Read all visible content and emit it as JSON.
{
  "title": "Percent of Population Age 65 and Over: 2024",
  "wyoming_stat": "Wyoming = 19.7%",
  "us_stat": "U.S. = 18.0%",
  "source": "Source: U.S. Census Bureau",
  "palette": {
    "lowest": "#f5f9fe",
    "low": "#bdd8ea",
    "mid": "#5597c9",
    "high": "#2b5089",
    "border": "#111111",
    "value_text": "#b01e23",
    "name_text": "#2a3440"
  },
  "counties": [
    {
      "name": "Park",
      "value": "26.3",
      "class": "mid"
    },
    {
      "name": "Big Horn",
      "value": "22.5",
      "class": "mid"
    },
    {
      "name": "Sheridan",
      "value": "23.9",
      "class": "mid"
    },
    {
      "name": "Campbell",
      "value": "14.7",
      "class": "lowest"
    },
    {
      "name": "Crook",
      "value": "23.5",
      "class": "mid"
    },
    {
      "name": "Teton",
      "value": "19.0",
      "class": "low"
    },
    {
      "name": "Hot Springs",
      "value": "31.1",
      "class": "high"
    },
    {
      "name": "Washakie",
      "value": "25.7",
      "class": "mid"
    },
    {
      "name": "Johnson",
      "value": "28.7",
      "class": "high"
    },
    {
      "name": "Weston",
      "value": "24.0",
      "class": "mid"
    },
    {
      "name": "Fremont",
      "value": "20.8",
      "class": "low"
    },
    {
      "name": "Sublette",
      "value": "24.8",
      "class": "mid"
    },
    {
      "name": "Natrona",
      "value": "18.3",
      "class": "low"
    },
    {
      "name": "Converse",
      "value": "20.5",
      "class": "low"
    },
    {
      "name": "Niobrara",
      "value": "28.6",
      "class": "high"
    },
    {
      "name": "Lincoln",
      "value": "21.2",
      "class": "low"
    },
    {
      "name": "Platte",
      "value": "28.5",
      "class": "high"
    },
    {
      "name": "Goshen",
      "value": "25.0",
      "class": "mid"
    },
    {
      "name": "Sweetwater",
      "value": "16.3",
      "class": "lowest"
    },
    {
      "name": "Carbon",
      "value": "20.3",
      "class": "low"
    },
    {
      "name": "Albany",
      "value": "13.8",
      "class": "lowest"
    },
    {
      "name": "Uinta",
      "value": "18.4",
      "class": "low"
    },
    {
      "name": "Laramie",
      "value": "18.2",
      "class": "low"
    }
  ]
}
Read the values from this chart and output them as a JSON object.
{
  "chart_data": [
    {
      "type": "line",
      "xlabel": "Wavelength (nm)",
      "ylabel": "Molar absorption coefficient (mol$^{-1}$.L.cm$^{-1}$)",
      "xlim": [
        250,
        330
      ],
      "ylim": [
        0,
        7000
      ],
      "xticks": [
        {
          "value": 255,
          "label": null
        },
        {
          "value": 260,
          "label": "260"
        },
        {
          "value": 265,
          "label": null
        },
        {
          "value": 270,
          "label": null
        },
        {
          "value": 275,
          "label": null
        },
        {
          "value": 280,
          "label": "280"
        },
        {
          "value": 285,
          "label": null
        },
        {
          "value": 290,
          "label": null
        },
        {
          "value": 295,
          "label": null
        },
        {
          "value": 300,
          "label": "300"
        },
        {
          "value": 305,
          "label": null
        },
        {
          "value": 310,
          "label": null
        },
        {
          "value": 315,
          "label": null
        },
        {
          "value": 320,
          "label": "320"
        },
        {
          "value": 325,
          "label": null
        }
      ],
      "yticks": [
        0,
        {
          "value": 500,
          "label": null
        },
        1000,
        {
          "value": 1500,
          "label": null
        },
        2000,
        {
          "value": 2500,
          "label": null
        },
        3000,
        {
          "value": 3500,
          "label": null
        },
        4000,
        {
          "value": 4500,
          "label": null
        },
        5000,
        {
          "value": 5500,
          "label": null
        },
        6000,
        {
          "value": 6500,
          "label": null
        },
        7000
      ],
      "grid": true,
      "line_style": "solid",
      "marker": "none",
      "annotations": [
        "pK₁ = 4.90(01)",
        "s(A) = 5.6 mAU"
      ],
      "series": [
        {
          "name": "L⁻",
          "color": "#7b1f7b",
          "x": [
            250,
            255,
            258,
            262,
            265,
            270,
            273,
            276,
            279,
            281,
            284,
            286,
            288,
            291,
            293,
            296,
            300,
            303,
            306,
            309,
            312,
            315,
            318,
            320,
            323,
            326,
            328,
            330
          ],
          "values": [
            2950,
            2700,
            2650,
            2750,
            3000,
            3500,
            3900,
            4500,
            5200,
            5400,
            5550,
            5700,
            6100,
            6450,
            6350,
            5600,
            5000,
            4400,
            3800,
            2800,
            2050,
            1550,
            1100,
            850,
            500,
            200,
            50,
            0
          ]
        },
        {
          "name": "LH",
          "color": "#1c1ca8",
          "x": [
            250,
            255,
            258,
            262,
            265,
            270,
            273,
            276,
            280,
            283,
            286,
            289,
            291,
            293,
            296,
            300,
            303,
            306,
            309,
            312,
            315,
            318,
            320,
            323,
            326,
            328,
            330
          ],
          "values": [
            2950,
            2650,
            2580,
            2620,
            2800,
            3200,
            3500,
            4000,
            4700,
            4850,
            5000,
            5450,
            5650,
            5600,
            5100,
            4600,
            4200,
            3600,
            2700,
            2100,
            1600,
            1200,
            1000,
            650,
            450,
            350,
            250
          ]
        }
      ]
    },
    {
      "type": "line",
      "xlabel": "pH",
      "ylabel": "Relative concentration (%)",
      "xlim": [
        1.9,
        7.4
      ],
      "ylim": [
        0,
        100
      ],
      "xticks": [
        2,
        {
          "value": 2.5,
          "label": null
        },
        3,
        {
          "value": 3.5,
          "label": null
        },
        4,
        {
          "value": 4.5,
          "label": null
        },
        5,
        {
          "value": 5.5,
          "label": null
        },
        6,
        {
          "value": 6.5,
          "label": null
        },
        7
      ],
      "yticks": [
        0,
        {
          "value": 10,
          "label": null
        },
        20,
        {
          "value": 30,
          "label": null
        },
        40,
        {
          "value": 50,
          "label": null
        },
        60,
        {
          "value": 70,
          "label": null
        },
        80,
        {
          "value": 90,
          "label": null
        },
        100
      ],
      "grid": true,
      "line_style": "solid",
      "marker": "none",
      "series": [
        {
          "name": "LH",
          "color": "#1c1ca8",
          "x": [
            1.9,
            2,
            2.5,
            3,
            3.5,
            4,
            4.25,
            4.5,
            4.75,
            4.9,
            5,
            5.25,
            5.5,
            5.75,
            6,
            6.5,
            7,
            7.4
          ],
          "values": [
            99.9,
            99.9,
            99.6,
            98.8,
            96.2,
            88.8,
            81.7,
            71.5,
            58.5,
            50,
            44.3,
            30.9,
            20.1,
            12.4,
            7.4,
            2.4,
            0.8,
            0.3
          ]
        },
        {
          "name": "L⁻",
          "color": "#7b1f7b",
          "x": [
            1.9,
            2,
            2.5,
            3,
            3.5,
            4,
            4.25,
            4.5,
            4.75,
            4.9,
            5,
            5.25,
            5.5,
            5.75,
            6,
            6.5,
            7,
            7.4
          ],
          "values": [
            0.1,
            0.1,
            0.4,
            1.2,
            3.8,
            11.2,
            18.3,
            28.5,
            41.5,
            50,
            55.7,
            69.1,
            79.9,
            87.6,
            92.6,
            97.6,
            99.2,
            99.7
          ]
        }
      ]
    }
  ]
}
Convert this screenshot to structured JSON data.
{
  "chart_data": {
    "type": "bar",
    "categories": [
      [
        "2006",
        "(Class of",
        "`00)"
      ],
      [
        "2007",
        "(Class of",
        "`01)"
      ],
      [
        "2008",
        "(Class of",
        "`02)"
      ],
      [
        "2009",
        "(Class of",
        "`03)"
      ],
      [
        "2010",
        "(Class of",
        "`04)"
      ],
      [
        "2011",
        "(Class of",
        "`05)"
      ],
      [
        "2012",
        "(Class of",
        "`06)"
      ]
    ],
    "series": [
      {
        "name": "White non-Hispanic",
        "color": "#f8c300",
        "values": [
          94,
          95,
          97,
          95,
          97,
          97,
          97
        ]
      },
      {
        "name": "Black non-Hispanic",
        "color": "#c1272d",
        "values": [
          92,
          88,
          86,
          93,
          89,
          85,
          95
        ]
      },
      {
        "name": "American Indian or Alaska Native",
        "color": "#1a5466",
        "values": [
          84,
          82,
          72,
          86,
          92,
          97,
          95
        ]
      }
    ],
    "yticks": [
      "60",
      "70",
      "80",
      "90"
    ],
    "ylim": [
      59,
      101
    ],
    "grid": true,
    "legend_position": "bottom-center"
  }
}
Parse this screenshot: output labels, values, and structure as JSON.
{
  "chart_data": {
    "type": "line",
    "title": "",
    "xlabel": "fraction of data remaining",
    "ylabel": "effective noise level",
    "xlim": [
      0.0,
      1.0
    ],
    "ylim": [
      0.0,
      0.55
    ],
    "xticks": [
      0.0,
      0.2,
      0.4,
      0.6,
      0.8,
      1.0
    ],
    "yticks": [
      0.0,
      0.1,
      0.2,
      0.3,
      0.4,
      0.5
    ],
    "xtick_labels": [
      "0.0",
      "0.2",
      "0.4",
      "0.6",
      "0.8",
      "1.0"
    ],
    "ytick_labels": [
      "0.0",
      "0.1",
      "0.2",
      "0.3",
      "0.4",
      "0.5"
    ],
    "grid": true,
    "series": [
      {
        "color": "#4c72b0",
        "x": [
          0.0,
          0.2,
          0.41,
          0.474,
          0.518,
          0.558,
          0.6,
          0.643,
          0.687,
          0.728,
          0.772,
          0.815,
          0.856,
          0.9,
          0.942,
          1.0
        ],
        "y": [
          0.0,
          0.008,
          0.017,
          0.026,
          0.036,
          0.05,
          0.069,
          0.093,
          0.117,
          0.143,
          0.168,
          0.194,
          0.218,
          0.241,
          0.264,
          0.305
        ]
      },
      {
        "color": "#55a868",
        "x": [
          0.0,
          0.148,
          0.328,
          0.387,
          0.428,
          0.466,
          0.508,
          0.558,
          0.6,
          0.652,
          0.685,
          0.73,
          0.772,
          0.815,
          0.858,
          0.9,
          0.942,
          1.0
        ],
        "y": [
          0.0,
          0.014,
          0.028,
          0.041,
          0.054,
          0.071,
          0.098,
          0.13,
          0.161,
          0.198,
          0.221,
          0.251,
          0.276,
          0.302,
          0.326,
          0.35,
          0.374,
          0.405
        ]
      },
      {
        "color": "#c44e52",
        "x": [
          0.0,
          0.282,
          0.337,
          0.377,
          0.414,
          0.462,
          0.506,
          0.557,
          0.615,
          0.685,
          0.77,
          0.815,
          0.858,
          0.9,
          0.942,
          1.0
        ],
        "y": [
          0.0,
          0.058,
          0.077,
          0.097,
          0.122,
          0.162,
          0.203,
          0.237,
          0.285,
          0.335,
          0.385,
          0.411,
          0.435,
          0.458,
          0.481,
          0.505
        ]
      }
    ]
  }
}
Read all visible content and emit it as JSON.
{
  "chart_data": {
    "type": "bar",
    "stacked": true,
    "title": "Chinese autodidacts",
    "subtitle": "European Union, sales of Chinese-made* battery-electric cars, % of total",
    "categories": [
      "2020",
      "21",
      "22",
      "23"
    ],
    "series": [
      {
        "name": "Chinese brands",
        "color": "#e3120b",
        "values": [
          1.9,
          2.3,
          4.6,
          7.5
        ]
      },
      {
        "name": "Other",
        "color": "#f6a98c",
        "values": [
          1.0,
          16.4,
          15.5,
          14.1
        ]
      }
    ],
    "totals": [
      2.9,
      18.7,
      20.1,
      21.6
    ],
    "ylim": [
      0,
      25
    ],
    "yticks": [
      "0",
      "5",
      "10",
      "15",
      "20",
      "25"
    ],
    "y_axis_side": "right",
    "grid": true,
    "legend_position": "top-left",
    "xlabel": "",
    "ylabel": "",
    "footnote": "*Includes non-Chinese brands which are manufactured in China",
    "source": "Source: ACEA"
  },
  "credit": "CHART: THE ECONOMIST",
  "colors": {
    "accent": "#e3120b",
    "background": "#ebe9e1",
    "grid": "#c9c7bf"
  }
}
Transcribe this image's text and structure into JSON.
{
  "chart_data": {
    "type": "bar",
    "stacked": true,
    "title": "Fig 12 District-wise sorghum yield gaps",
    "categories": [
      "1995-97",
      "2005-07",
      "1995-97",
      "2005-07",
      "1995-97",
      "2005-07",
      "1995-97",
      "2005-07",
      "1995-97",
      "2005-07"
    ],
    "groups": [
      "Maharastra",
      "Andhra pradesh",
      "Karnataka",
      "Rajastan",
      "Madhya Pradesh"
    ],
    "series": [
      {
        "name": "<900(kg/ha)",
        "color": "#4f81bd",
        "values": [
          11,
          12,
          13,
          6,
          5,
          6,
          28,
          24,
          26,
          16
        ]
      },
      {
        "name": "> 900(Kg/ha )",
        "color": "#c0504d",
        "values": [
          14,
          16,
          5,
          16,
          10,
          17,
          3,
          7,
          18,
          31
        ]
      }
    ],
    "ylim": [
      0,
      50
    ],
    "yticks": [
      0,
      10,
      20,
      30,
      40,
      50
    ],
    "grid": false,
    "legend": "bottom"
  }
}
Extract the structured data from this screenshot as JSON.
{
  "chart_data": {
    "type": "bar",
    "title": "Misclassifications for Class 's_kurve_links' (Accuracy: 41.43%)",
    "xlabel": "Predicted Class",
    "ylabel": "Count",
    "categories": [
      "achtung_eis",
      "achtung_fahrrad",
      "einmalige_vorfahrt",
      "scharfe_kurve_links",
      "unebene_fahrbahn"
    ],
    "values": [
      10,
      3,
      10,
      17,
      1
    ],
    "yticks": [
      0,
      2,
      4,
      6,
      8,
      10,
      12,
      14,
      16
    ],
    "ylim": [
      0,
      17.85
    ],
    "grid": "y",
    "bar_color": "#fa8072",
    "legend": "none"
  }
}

***

--- Short task ---
Take every line above carrying "from" and return it.

--- Solution for this exercise ---
Read the values from this chart and output them as a JSON object.
Extract the structured data from this screenshot as JSON.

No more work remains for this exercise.